● Aim of the task
From the listing below, pick out each line with the word "document".

Some records
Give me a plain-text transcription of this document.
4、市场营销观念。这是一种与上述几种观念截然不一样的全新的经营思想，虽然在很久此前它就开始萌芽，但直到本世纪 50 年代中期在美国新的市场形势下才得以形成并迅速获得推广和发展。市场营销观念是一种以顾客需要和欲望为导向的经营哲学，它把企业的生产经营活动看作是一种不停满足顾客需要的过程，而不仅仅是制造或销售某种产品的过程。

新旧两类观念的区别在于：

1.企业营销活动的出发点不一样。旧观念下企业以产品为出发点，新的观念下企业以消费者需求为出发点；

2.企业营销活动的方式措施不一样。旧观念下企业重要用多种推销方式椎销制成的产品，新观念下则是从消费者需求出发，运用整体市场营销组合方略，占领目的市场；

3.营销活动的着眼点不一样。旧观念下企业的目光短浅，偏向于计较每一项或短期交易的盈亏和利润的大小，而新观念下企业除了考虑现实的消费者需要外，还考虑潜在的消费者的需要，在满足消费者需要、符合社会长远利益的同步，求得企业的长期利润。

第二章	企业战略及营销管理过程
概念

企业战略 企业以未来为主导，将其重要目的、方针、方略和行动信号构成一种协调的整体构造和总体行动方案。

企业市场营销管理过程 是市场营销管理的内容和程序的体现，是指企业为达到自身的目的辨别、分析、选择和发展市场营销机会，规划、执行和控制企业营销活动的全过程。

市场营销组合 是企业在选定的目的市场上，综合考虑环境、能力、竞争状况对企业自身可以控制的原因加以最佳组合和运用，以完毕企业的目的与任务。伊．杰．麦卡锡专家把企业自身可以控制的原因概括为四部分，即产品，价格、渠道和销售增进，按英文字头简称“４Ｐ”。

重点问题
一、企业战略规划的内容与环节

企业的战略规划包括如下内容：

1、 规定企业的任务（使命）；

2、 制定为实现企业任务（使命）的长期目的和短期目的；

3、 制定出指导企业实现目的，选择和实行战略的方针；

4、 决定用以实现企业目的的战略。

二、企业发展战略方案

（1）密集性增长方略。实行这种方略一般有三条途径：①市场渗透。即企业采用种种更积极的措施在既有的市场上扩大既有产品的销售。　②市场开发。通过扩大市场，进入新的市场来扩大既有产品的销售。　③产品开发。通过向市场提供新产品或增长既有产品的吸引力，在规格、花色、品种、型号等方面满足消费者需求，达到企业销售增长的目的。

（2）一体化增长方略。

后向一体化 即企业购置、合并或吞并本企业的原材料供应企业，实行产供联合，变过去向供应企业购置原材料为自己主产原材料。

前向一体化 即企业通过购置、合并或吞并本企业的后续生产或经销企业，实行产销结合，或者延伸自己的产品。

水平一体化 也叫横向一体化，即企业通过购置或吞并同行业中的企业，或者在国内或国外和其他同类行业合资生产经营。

...

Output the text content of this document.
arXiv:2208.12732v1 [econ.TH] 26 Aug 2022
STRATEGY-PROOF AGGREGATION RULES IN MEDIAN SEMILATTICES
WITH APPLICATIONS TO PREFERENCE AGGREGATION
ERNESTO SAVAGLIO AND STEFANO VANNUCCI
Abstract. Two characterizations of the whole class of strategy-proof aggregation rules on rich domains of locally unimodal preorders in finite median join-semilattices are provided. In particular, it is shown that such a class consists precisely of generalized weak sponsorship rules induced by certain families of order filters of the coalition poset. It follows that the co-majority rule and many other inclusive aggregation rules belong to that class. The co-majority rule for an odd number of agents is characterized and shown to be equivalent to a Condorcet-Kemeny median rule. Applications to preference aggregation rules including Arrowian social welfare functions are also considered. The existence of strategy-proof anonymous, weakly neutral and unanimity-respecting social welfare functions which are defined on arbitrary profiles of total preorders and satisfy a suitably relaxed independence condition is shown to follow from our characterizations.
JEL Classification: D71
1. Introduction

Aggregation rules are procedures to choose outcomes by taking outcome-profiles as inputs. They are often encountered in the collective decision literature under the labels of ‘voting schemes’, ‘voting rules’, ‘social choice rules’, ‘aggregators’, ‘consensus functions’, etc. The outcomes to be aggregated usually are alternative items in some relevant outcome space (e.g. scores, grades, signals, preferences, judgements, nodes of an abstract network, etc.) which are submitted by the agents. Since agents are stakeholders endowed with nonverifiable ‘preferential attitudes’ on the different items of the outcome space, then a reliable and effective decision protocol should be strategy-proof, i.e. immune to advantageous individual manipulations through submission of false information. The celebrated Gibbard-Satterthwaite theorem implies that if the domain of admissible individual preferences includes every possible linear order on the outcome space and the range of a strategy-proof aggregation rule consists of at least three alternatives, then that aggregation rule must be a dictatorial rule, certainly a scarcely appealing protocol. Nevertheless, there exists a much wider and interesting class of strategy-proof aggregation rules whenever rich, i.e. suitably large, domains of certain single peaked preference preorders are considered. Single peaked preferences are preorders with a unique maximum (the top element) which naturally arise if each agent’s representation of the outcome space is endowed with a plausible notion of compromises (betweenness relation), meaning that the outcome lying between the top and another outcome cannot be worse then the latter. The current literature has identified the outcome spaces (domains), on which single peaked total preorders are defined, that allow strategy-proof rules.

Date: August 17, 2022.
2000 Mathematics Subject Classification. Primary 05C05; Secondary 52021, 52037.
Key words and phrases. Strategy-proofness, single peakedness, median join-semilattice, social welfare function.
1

● Response below
Give me a plain-text transcription of this document.
Output the text content of this document.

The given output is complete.